### [BRIEF]
Reproduce all records exactly.

== == ==

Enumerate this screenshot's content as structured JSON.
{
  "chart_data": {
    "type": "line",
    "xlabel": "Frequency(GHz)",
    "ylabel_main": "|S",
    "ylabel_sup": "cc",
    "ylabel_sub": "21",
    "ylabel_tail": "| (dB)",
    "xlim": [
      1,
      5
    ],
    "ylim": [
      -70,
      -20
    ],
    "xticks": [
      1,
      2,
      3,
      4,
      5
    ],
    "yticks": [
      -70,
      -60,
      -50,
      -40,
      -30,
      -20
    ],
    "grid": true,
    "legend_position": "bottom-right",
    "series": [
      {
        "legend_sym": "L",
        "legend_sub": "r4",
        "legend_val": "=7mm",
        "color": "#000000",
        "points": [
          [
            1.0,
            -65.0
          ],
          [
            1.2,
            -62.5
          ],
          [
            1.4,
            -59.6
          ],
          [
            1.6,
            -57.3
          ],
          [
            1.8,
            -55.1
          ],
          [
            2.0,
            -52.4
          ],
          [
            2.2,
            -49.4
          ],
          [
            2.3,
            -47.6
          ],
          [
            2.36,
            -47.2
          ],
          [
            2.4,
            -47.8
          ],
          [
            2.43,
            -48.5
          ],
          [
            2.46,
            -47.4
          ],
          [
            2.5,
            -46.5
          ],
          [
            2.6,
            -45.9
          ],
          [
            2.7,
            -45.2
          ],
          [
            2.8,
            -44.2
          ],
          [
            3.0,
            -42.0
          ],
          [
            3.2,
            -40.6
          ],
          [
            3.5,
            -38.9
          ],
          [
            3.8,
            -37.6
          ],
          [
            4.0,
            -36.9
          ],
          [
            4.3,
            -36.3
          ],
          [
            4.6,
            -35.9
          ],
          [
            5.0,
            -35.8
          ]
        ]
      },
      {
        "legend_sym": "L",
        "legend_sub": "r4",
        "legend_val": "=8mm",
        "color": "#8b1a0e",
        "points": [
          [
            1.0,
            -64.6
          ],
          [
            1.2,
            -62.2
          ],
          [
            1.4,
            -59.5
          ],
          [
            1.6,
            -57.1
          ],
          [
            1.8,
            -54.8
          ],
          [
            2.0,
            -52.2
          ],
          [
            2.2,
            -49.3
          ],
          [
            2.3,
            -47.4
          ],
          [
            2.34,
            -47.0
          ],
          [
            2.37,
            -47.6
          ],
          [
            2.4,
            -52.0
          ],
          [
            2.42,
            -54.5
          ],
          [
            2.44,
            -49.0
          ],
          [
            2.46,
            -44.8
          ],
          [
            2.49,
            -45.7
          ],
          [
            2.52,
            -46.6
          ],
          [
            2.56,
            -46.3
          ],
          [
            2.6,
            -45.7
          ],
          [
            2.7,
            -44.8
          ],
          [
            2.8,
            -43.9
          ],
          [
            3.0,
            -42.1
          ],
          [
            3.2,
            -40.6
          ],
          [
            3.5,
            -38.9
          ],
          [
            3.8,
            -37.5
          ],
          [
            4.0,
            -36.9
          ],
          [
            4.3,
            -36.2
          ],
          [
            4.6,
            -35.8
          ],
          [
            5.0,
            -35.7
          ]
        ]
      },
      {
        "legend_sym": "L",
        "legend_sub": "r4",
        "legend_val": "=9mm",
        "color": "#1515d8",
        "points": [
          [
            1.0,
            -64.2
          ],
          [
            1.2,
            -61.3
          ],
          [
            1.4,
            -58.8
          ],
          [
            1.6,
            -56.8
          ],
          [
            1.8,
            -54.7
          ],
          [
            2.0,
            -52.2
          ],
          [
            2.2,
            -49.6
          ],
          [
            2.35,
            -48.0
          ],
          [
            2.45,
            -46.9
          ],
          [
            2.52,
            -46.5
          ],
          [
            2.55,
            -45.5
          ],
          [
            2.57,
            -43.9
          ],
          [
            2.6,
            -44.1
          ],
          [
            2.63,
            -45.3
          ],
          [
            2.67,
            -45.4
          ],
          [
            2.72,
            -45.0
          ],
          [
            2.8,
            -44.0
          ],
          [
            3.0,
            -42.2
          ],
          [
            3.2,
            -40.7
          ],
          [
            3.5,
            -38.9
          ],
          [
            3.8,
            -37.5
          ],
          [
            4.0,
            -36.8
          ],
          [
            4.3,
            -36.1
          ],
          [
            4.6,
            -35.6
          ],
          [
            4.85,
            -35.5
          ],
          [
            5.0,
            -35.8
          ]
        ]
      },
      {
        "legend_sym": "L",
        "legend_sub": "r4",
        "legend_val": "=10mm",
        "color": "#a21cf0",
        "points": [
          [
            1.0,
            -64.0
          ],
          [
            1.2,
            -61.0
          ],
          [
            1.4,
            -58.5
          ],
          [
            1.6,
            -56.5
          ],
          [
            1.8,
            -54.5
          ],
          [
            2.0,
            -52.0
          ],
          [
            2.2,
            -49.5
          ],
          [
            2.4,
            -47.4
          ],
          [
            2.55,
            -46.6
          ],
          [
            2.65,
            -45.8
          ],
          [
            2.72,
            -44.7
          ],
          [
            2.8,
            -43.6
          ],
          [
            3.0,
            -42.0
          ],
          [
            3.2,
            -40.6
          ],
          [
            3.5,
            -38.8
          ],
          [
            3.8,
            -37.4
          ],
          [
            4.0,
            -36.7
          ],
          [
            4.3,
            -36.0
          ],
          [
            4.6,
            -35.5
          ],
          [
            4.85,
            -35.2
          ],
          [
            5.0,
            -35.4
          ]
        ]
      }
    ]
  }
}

== == ==

### [ANSWER BELOW]
Enumerate this screenshot's content as structured JSON.
{
  "chart_data": {
    "type": "line",
    "xlabel": "Frequency(GHz)",
    "ylabel_main": "|S",
    "ylabel_sup": "cc",
    "ylabel_sub": "21",
    "ylabel_tail": "| (dB)",
    "xlim": [
      1,
      5
    ],
    "ylim": [
      -70,
      -20
    ],
    "xticks": [
      1,
      2,
      3,
      4,
      5
    ],
    "yticks": [
      -70,
      -60,
      -50,
      -40,
      -30,
      -20
    ],
    "grid": true,
    "legend_position": "bottom-right",
    "series": [
      {
        "legend_sym": "L",
        "legend_sub": "r4",
        "legend_val": "=7mm",
        "color": "#000000",
        "points": [
          [
            1.0,
            -65.0
          ],
          [
            1.2,
            -62.5
          ],
          [
            1.4,
            -59.6
          ],
          [
            1.6,
            -57.3
          ],
          [
            1.8,
            -55.1
          ],
          [
            2.0,
            -52.4
          ],
          [
            2.2,
            -49.4
          ],
          [
            2.3,
            -47.6
          ],
          [
            2.36,
            -47.2
          ],
          [
            2.4,
            -47.8
          ],
          [
            2.43,
            -48.5
          ],
          [
            2.46,
            -47.4
          ],
          [
            2.5,
            -46.5
          ],
          [
            2.6,
            -45.9
          ],
          [
            2.7,
            -45.2
          ],
          [
            2.8,
            -44.2
          ],
          [
            3.0,
            -42.0
          ],
          [
            3.2,
            -40.6
          ],
          [
            3.5,
            -38.9
          ],
          [
            3.8,
            -37.6
          ],
          [
            4.0,
            -36.9
          ],
          [
            4.3,
            -36.3
          ],
          [
            4.6,
            -35.9
          ],
          [
            5.0,
            -35.8
          ]
        ]
      },
      {
        "legend_sym": "L",
        "legend_sub": "r4",
        "legend_val": "=8mm",
        "color": "#8b1a0e",
        "points": [
          [
            1.0,
            -64.6
          ],
          [
            1.2,
            -62.2
          ],
          [
            1.4,
            -59.5
          ],
          [
            1.6,
            -57.1
          ],
          [
            1.8,
            -54.8
          ],
          [
            2.0,
            -52.2
          ],
          [
            2.2,
            -49.3
          ],
          [
            2.3,
            -47.4
          ],
          [
            2.34,
            -47.0
          ],
          [
            2.37,
            -47.6
          ],
          [
            2.4,
            -52.0
          ],
          [
            2.42,
            -54.5
          ],
          [
            2.44,
            -49.0
          ],
          [
            2.46,
            -44.8
          ],
          [
            2.49,
            -45.7
          ],
          [
            2.52,
            -46.6
          ],
          [
            2.56,
            -46.3
          ],
          [
            2.6,
            -45.7
          ],
          [
            2.7,
            -44.8
          ],
          [
            2.8,
            -43.9
          ],
          [
            3.0,
            -42.1
          ],
          [
            3.2,
            -40.6
          ],
          [
            3.5,
            -38.9
          ],
          [
            3.8,
            -37.5
          ],
          [
            4.0,
            -36.9
          ],
          [
            4.3,
            -36.2
          ],
          [
            4.6,
            -35.8
          ],
          [
            5.0,
            -35.7
          ]
        ]
      },
      {
        "legend_sym": "L",
        "legend_sub": "r4",
        "legend_val": "=9mm",
        "color": "#1515d8",
        "points": [
          [
            1.0,
            -64.2
          ],
          [
            1.2,
            -61.3
          ],
          [
            1.4,
            -58.8
          ],
          [
            1.6,
            -56.8
          ],
          [
            1.8,
            -54.7
          ],
          [
            2.0,
            -52.2
          ],
          [
            2.2,
            -49.6
          ],
          [
            2.35,
            -48.0
          ],
          [
            2.45,
            -46.9
          ],
          [
            2.52,
            -46.5
          ],
          [
            2.55,
            -45.5
          ],
          [
            2.57,
            -43.9
          ],
          [
            2.6,
            -44.1
          ],
          [
            2.63,
            -45.3
          ],
          [
            2.67,
            -45.4
          ],
          [
            2.72,
            -45.0
          ],
          [
            2.8,
            -44.0
          ],
          [
            3.0,
            -42.2
          ],
          [
            3.2,
            -40.7
          ],
          [
            3.5,
            -38.9
          ],
          [
            3.8,
            -37.5
          ],
          [
            4.0,
            -36.8
          ],
          [
            4.3,
            -36.1
          ],
          [
            4.6,
            -35.6
          ],
          [
            4.85,
            -35.5
          ],
          [
            5.0,
            -35.8
          ]
        ]
      },
      {
        "legend_sym": "L",
        "legend_sub": "r4",
        "legend_val": "=10mm",
        "color": "#a21cf0",
        "points": [
          [
            1.0,
            -64.0
          ],
          [
            1.2,
            -61.0
          ],
          [
            1.4,
            -58.5
          ],
          [
            1.6,
            -56.5
          ],
          [
            1.8,
            -54.5
          ],
          [
            2.0,
            -52.0
          ],
          [
            2.2,
            -49.5
          ],
          [
            2.4,
            -47.4
          ],
          [
            2.55,
            -46.6
          ],
          [
            2.65,
            -45.8
          ],
          [
            2.72,
            -44.7
          ],
          [
            2.8,
            -43.6
          ],
          [
            3.0,
            -42.0
          ],
          [
            3.2,
            -40.6
          ],
          [
            3.5,
            -38.8
          ],
          [
            3.8,
            -37.4
          ],
          [
            4.0,
            -36.7
          ],
          [
            4.3,
            -36.0
          ],
          [
            4.6,
            -35.5
          ],
          [
            4.85,
            -35.2
          ],
          [
            5.0,
            -35.4
          ]
        ]
      }
    ]
  }
}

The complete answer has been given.